▶ **STATED TASK A**:
From the code in the Ruby script forum post below, list every method that the script calls on the file handle fh.
▶ **STATED TASK B**:
Continue the Ruby script forum post below from the point where it stops.

▶ **TEXT BLOCK**:
Hey guys,
I could really use some help cleaning the readability of this ruby script. I could not figure out how to read files more properly for my situation. I know there is a fh.each_line ... but I'm reading more into blocks within the file... first here is the script:
http://thorium-ini.ini.cmu.edu/unique_contact.rb (md5sum 1742e0c0fc2022ca06cd99f07342d1c3)
Code:
#!/usr/bin/ruby
begin
ip = Hash.new
ARGV.each do |dir|
files = Array.new # Going to get all of the files in this dir which is all of the
files = Dir.glob("#{dir}/**/*") # 5 minute intervals in the day
files.each do |file| # for each file get the number of connections
next if File.directory?(file)
puts "#{file}"
fh = File.open(file, "r") # open the file for reading
fh.readline # skip the first four lines
fh.readline
fh.readline
fh.readline
while(1)
ipaddr = fh.readline # the first line of the block is the IP address
ip[ipaddr] = Hash.new if(!ip[ipaddr])
while(1) # while we are inside the block of IP's they had contact with
(dir, contact, count, loc) = fh.readline.split # read the line in and split it
break if(dir=="IP:") # "IP:" denotes the end of the block
ip[ipaddr][contact]=1 # The value doesn't matter, as long as the key exists
end
fh.readline # skip blank line after block
break if(fh.eof?) # go to the next file if EOF
end
fh.close
end
end
of = File.open("degree_timespan", "w")

▶ **DATA**:
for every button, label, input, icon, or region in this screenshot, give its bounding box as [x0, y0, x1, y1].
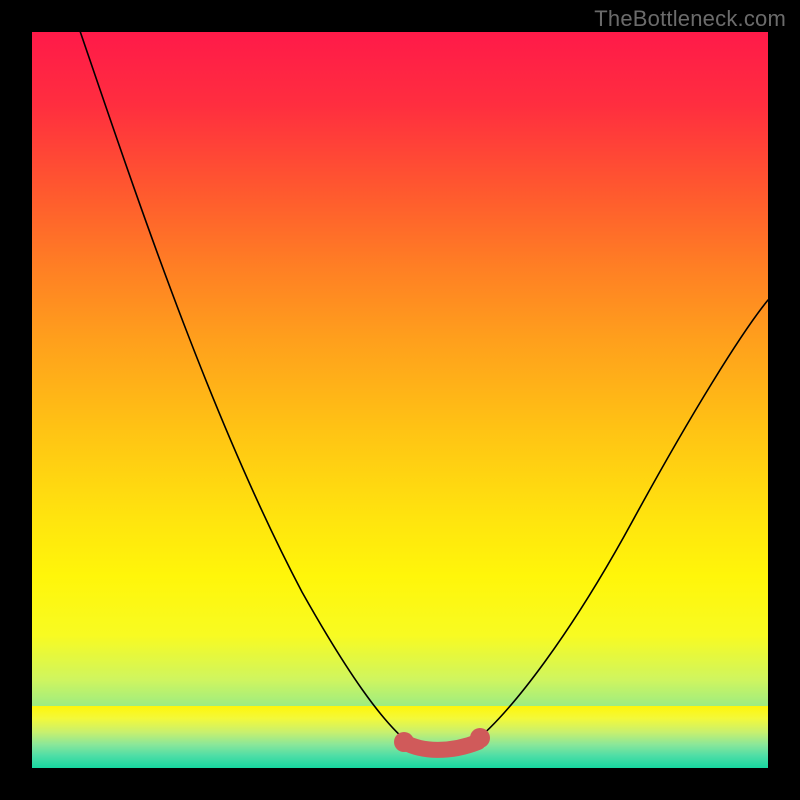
- curve-svg: [32, 32, 768, 768]
- highlight-segment: [404, 742, 478, 750]
- chart-frame: TheBottleneck.com: [0, 0, 800, 800]
- highlight-dot-right: [470, 728, 490, 748]
- highlight-dot-left: [394, 732, 414, 752]
- bottleneck-curve-right: [472, 300, 768, 744]
- plot-area: [32, 32, 768, 768]
- bottleneck-curve-left: [70, 32, 410, 744]
- watermark-text: TheBottleneck.com: [594, 6, 786, 32]
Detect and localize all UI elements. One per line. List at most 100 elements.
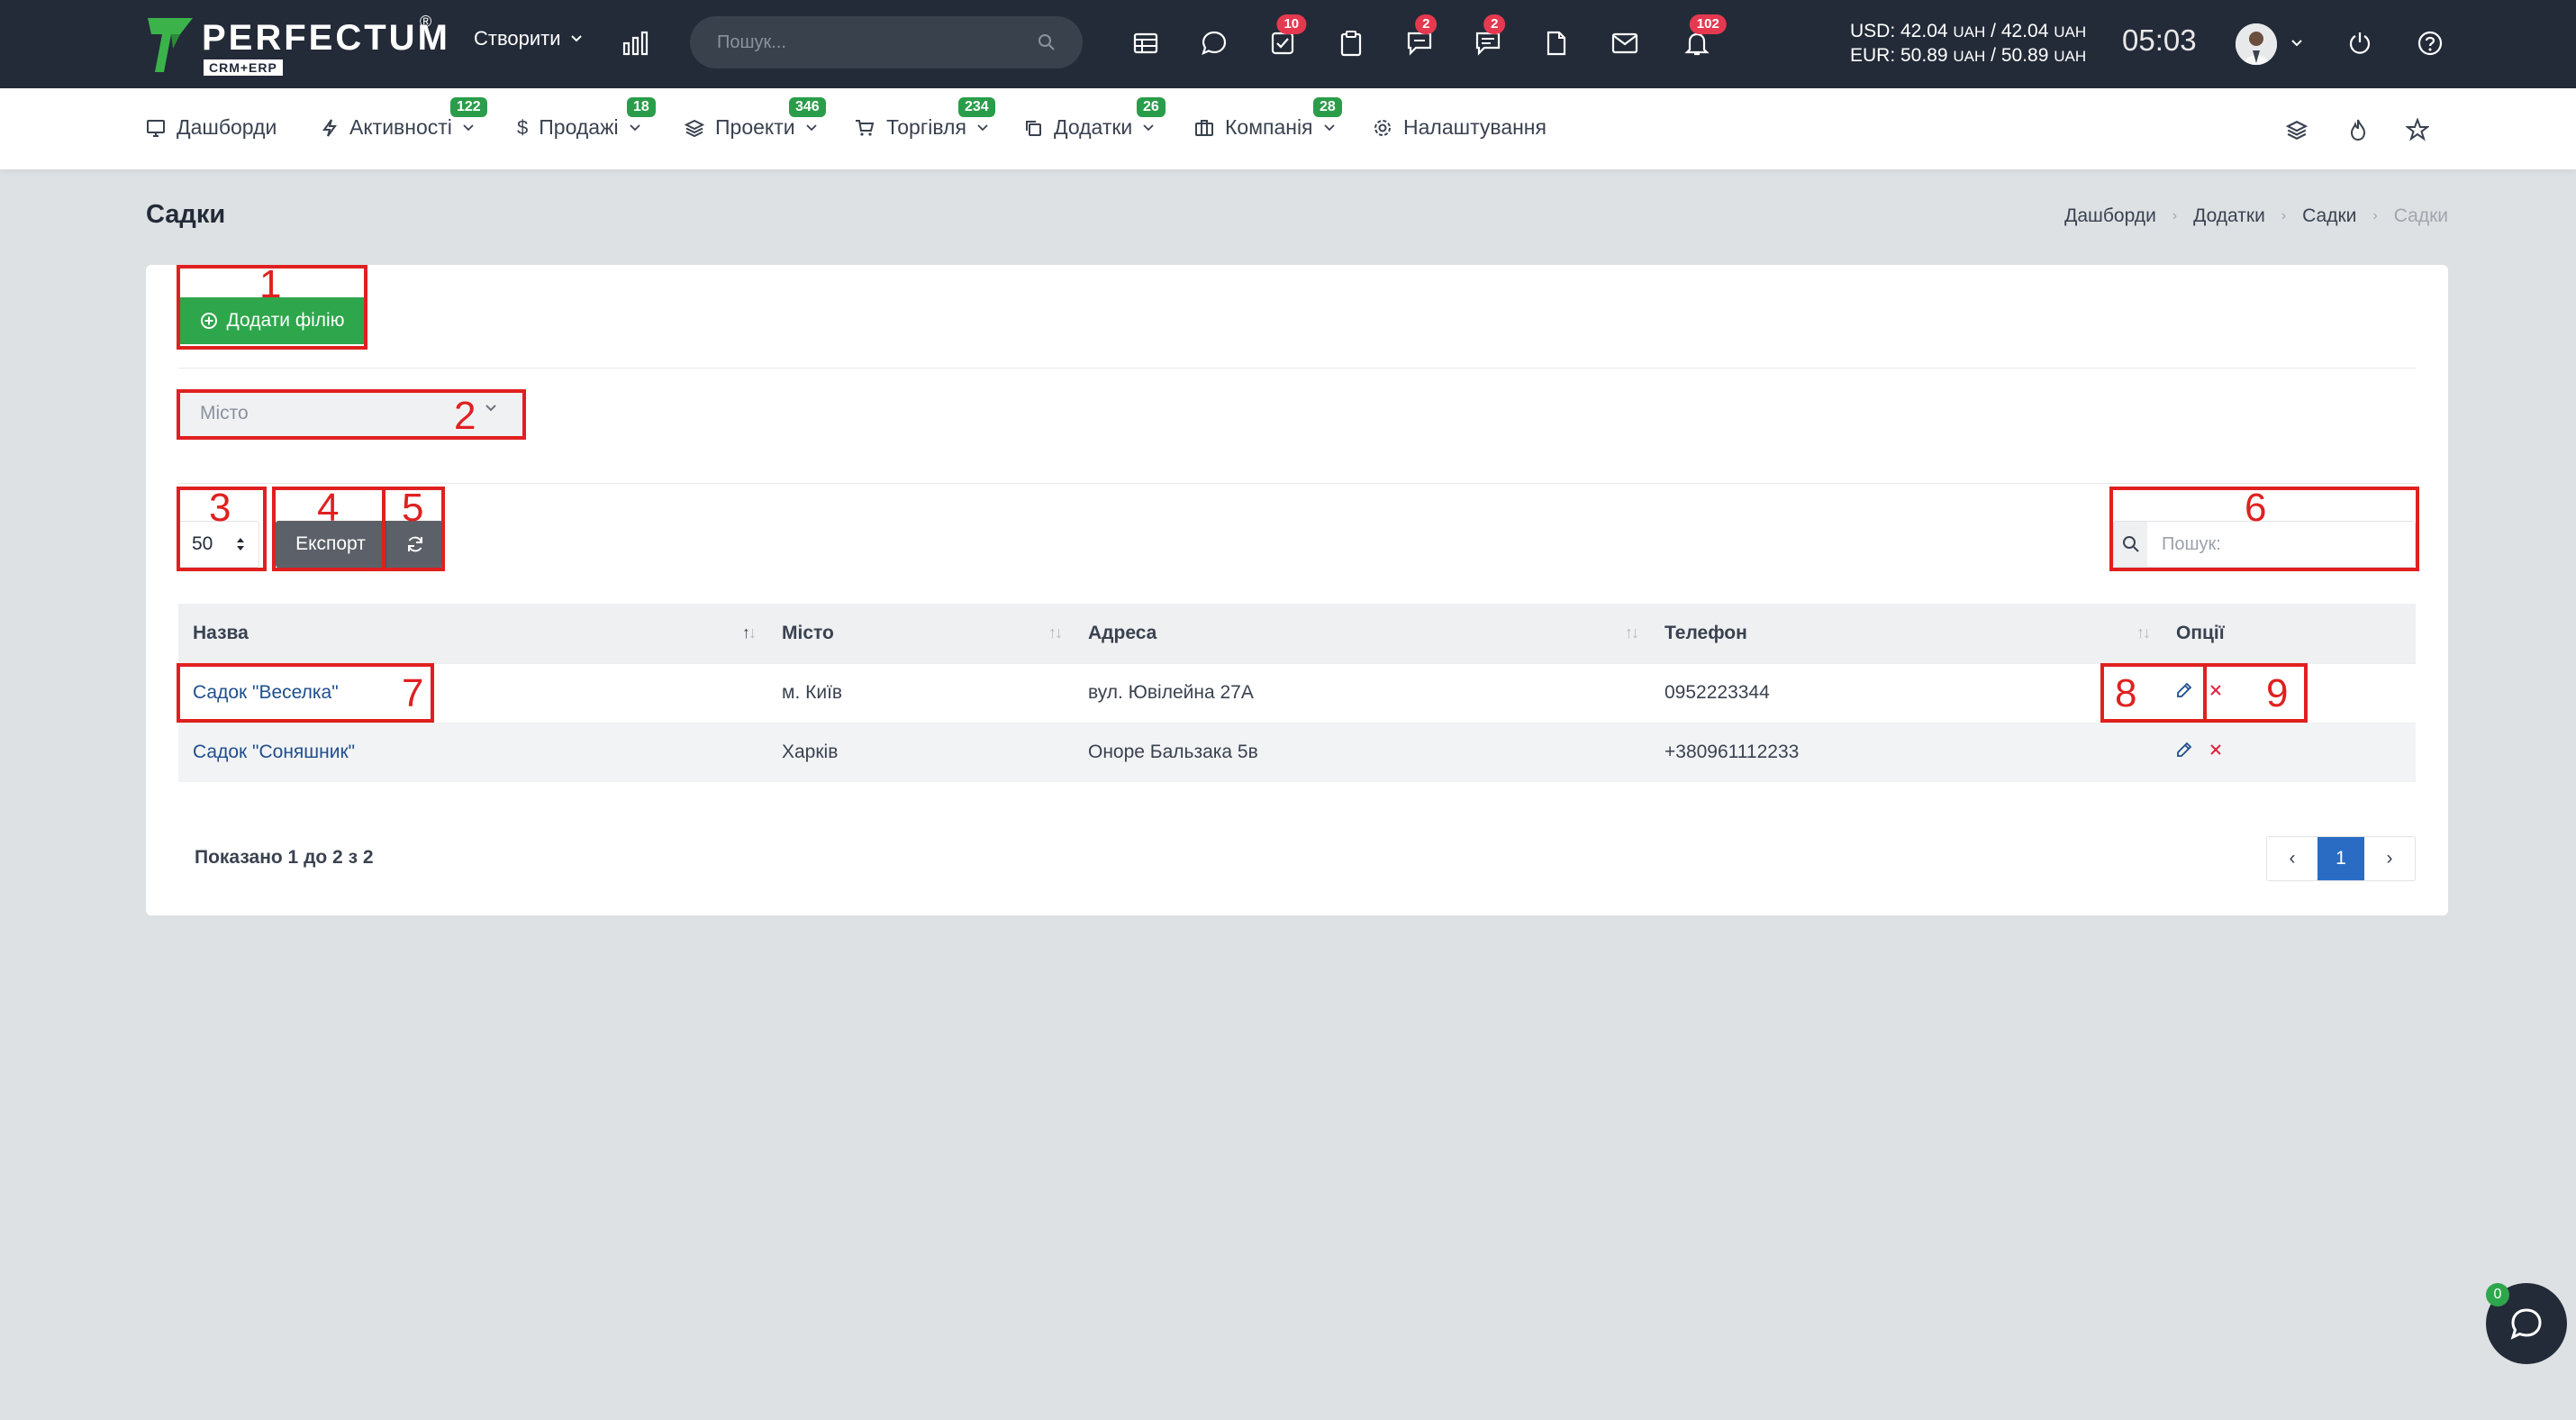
nav-company[interactable]: Компанія 28 [1194,97,1342,140]
table-search-input[interactable] [2147,522,2415,567]
chevron-down-icon [485,405,496,412]
create-menu-button[interactable]: Створити [474,27,583,50]
table-info: Показано 1 до 2 з 2 [195,847,374,868]
fire-icon[interactable] [2342,114,2374,146]
notifications-bell-icon[interactable]: 102 [1679,14,1727,61]
sort-icon[interactable]: ↑↓ [1625,624,1639,642]
main-nav: Дашборди Активності 122 $ Продажі 18 Про… [0,88,2576,169]
clock: 05:03 [2122,23,2197,57]
column-header-phone[interactable]: Телефон ↑↓ [1650,604,2162,663]
chevron-down-icon [463,123,474,131]
annotation-number: 2 [454,394,476,438]
global-search-input[interactable] [717,32,1038,53]
column-header-city[interactable]: Місто ↑↓ [767,604,1074,663]
nav-sales[interactable]: $ Продажі 18 [517,97,656,140]
branch-address: вул. Ювілейна 27А [1074,662,1650,723]
breadcrumb-separator-icon: › [2372,208,2378,223]
breadcrumb-separator-icon: › [2281,208,2287,223]
analytics-chart-icon[interactable] [618,25,654,61]
search-icon[interactable] [1038,33,1056,51]
nav-badge: 18 [627,97,656,117]
divider [178,368,2416,369]
nav-badge: 234 [958,97,995,117]
user-menu-chevron-icon[interactable] [2284,25,2309,61]
help-icon[interactable] [2412,25,2448,61]
document-icon[interactable] [1538,25,1574,61]
delete-x-icon[interactable] [2209,683,2223,697]
nav-badge: 26 [1137,97,1166,117]
column-header-address[interactable]: Адреса ↑↓ [1074,604,1650,663]
layers-icon [685,119,704,137]
nav-activities[interactable]: Активності 122 [321,97,487,140]
mail-icon[interactable] [1607,25,1643,61]
tasks-check-icon[interactable]: 10 [1265,14,1307,61]
power-icon[interactable] [2342,25,2378,61]
sort-arrows-icon [237,538,244,551]
nav-label: Активності [349,115,452,139]
delete-x-icon[interactable] [2209,742,2223,757]
nav-addons[interactable]: Додатки 26 [1023,97,1166,140]
comments-icon[interactable]: 2 [1401,14,1438,61]
breadcrumb-link[interactable]: Садки [2302,205,2356,227]
annotation-number: 4 [317,486,340,530]
clipboard-icon[interactable] [1333,25,1369,61]
edit-pencil-icon[interactable] [2176,682,2192,698]
annotation-number: 5 [402,486,424,530]
logo-subtitle: CRM+ERP [204,59,283,76]
chevron-down-icon [629,123,640,131]
pagination: ‹ 1 › [2266,836,2416,881]
sort-asc-icon[interactable]: ↑↓ [742,624,757,642]
chevron-down-icon [1143,123,1154,131]
dollar-icon: $ [517,115,529,139]
pagination-prev-icon[interactable]: ‹ [2267,837,2317,880]
branch-phone: +380961112233 [1650,722,2162,782]
nav-label: Дашборди [177,115,277,139]
annotation-number: 3 [209,486,231,530]
currency-rates: USD: 42.04 UAH / 42.04 UAH EUR: 50.89 UA… [1850,20,2086,68]
tasks-badge: 10 [1276,14,1307,34]
briefcase-icon [1195,119,1213,136]
annotation-number: 8 [2115,671,2137,715]
chat-bubble-icon [2510,1308,2542,1340]
layers-icon[interactable] [2281,114,2313,146]
create-label: Створити [474,27,561,50]
breadcrumb-link[interactable]: Додатки [2193,205,2265,227]
chevron-down-icon [805,123,817,131]
pagination-next-icon[interactable]: › [2364,837,2415,880]
eur-rate: EUR: 50.89 UAH / 50.89 UAH [1850,45,2087,66]
branch-phone: 0952223344 [1650,662,2162,723]
nav-label: Налаштування [1403,115,1547,139]
avatar[interactable] [2236,23,2277,65]
refresh-icon [407,536,422,552]
nav-trade[interactable]: Торгівля 234 [854,97,995,140]
breadcrumb-link[interactable]: Дашборди [2064,205,2156,227]
branch-name-link[interactable]: Садок "Веселка" [193,682,339,703]
breadcrumb-current: Садки [2393,205,2448,226]
plus-circle-icon [200,313,217,329]
sort-icon[interactable]: ↑↓ [1048,624,1063,642]
branch-city: м. Київ [767,662,1074,723]
table-header-row: Назва ↑↓ Місто ↑↓ Адреса ↑↓ Телефон ↑↓ Опції [178,604,2416,663]
nav-settings[interactable]: Налаштування [1373,115,1547,140]
column-header-name[interactable]: Назва ↑↓ [178,604,767,663]
logo[interactable]: PERFECTUM ® CRM+ERP [144,13,450,76]
top-bar: PERFECTUM ® CRM+ERP Створити 10 2 2 [0,0,2576,88]
chevron-down-icon [977,123,988,131]
edit-pencil-icon[interactable] [2176,742,2192,758]
calendar-grid-icon[interactable] [1128,25,1164,61]
nav-badge: 122 [450,97,487,117]
nav-dashboards[interactable]: Дашборди [146,115,277,140]
table-row: Садок "Соняшник" Харків Оноре Бальзака 5… [178,722,2416,782]
lightning-icon [322,118,337,137]
global-search[interactable] [690,16,1083,68]
copy-icon [1026,120,1041,136]
messages-icon[interactable]: 2 [1470,14,1506,61]
messages-badge: 2 [1483,14,1506,34]
nav-projects[interactable]: Проекти 346 [685,97,826,140]
sort-icon[interactable]: ↑↓ [2136,624,2151,642]
branch-name-link[interactable]: Садок "Соняшник" [193,742,355,762]
star-icon[interactable] [2401,114,2434,146]
pagination-page[interactable]: 1 [2317,837,2364,880]
divider [178,483,2416,484]
chat-bubble-icon[interactable] [1196,25,1232,61]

▶ **FINAL RESULT A**:
- readline
- eof?
- close

▶ **FINAL RESULT B**:
ip.each do |key, value|
of.puts "#{key.chop} #{ip[key].length}"
end
of.close
end
To test it create a directory called "test" and put these two files in it:
http://thorium-ini.ini.cmu.edu/test1
http://thorium-ini.ini.cmu.edu/test2
Code:
ce0fc04cd448d645f0e1a259a4b40d16 /var/www/localhost/htdocs/test1
5532b17a93b51fbb5abd5b640245af8e /var/www/localhost/htdocs/test2
Then you can run it, and check your output with mine:
Code:
gnychis@x60s ~/school/thesis/host_analysis/degree $ ./unique_contact.rb test
test/test1
test/test2
gnychis@x60s ~/school/thesis/host_analysis/degree $ cat degree_timespan
0.245.42.237 3
0.245.42.236 1
0.245.42.235 2
There must be a better way to reading in the file than the code I wrote.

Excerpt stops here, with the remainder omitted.